Records
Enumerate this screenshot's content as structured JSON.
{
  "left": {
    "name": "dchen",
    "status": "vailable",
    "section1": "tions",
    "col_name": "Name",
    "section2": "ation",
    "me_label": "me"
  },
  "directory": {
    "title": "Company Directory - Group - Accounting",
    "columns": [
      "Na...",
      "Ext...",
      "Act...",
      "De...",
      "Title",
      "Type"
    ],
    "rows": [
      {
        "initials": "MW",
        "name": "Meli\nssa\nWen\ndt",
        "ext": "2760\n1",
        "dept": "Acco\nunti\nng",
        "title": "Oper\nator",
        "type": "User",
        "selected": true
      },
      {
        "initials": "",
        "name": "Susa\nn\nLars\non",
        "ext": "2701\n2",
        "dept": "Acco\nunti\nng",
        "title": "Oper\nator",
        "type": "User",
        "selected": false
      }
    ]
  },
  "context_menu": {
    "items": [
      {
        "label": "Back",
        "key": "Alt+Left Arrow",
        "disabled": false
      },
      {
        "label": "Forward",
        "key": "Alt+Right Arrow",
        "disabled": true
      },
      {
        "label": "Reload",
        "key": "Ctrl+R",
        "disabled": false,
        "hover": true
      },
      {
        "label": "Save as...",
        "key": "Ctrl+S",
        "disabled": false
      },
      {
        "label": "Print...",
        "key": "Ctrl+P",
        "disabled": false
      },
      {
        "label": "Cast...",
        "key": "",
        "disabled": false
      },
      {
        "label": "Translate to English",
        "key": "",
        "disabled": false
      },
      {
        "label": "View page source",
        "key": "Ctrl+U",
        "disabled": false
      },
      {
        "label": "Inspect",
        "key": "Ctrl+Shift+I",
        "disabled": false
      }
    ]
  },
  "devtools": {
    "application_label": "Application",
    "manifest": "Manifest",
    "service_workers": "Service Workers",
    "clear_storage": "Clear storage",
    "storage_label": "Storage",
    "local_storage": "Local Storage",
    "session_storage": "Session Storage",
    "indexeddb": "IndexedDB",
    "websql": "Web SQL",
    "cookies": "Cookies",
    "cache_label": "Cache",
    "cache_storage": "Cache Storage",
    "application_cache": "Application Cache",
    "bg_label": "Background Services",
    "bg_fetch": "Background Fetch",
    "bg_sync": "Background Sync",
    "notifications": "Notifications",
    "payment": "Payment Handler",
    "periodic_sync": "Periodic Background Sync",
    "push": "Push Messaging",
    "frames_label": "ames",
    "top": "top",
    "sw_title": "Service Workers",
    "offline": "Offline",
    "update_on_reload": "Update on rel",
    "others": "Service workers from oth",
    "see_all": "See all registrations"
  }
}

• _TASK DETAILS_
Say, as a single number and nothing more, how many lines of the entries contain the word "Arrow".

• _RESULT FOR THIS TASK_
2